--- begin Dataset rows ---

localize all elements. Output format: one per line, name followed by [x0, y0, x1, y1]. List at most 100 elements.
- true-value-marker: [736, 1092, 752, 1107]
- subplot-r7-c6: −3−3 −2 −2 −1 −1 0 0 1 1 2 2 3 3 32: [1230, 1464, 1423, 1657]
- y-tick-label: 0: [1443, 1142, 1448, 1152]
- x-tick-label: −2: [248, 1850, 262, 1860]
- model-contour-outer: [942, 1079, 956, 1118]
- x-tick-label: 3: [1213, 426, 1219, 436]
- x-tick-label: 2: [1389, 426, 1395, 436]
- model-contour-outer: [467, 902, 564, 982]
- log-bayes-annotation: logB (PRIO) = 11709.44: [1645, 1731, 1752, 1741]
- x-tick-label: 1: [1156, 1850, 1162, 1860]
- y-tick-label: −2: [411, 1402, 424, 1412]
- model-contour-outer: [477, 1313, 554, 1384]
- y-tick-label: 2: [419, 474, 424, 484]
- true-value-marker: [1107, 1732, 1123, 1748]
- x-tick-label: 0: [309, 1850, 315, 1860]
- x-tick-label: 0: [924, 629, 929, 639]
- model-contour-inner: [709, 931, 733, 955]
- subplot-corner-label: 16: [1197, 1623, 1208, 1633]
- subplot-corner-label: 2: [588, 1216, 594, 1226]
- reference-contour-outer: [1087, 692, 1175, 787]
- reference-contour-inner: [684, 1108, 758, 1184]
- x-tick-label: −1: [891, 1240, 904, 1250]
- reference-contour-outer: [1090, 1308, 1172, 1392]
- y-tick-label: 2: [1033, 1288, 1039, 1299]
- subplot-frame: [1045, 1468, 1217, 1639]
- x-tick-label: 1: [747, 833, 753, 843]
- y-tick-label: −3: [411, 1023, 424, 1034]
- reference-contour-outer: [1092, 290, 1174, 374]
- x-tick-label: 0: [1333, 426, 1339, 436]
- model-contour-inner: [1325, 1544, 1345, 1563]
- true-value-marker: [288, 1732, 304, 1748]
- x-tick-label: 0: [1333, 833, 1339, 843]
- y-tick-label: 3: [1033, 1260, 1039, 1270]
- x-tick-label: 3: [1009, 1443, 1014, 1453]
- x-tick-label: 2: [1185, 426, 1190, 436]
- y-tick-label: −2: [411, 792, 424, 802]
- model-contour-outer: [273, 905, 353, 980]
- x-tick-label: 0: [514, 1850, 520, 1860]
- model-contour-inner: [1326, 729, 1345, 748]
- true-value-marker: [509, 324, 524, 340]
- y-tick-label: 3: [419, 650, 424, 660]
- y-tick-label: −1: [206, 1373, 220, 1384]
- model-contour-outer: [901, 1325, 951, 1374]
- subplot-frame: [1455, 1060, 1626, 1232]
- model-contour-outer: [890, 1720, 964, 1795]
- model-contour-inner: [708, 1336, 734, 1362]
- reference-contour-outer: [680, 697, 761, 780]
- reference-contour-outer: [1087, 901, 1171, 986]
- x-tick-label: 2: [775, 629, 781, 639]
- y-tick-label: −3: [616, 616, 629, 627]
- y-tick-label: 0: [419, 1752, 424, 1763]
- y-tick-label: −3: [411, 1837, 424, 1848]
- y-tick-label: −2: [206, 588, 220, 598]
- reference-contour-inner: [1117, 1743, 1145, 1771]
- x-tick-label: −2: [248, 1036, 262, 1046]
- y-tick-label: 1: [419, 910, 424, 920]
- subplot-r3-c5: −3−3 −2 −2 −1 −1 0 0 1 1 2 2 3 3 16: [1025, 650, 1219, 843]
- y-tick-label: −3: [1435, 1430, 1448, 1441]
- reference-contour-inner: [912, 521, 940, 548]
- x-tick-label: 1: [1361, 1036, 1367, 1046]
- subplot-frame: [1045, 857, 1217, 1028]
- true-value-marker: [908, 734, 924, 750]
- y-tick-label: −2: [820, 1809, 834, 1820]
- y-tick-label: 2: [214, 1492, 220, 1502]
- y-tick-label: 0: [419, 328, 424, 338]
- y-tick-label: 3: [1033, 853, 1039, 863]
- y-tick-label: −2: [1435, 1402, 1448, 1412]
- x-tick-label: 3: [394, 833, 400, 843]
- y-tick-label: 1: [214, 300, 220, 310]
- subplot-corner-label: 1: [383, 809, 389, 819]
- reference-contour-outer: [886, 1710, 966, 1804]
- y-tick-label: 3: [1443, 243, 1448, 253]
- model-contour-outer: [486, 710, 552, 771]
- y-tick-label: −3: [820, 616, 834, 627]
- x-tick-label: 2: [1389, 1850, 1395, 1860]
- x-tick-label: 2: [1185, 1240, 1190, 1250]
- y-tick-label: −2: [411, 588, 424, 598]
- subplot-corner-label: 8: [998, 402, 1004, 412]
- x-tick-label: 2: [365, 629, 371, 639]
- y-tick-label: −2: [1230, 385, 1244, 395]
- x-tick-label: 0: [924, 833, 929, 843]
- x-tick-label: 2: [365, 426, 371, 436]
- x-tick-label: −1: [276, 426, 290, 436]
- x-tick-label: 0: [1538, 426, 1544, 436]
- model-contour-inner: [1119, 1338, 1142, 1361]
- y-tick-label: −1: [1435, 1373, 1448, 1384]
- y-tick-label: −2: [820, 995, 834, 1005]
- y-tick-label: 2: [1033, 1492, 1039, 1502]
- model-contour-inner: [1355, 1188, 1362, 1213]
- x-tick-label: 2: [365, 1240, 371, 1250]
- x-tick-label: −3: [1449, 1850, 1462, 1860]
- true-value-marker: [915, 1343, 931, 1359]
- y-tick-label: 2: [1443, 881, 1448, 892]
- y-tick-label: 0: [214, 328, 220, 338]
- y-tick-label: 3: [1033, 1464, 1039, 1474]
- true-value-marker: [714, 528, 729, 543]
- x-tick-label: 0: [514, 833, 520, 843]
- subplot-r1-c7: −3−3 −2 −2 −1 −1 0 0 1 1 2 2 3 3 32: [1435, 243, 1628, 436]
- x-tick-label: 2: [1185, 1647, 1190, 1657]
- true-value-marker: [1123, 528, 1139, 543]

--- end Dataset rows ---

Instructions to follow: Recast everything from the first line of the entries above down to and including the line containing "- reference-contour-outer: [1092, 290, 1174, 374]" as a JSON list of strings, one string per line, with blank lines omitted.

Result of the exercise:
[
  "localize all elements. Output format: one per line, name followed by [x0, y0, x1, y1]. List at most 100 elements.",
  "- true-value-marker: [736, 1092, 752, 1107]",
  "- subplot-r7-c6: −3−3 −2 −2 −1 −1 0 0 1 1 2 2 3 3 32: [1230, 1464, 1423, 1657]",
  "- y-tick-label: 0: [1443, 1142, 1448, 1152]",
  "- x-tick-label: −2: [248, 1850, 262, 1860]",
  "- model-contour-outer: [942, 1079, 956, 1118]",
  "- x-tick-label: 3: [1213, 426, 1219, 436]",
  "- x-tick-label: 2: [1389, 426, 1395, 436]",
  "- model-contour-outer: [467, 902, 564, 982]",
  "- log-bayes-annotation: logB (PRIO) = 11709.44: [1645, 1731, 1752, 1741]",
  "- x-tick-label: 1: [1156, 1850, 1162, 1860]",
  "- y-tick-label: −2: [411, 1402, 424, 1412]",
  "- model-contour-outer: [477, 1313, 554, 1384]",
  "- y-tick-label: 2: [419, 474, 424, 484]",
  "- true-value-marker: [1107, 1732, 1123, 1748]",
  "- x-tick-label: 0: [309, 1850, 315, 1860]",
  "- x-tick-label: 0: [924, 629, 929, 639]",
  "- model-contour-inner: [709, 931, 733, 955]",
  "- subplot-corner-label: 16: [1197, 1623, 1208, 1633]",
  "- subplot-corner-label: 2: [588, 1216, 594, 1226]",
  "- reference-contour-outer: [1087, 692, 1175, 787]",
  "- reference-contour-inner: [684, 1108, 758, 1184]",
  "- x-tick-label: −1: [891, 1240, 904, 1250]",
  "- reference-contour-outer: [1090, 1308, 1172, 1392]",
  "- y-tick-label: 2: [1033, 1288, 1039, 1299]",
  "- subplot-frame: [1045, 1468, 1217, 1639]",
  "- x-tick-label: 1: [747, 833, 753, 843]",
  "- y-tick-label: −3: [411, 1023, 424, 1034]",
  "- reference-contour-outer: [1092, 290, 1174, 374]"
]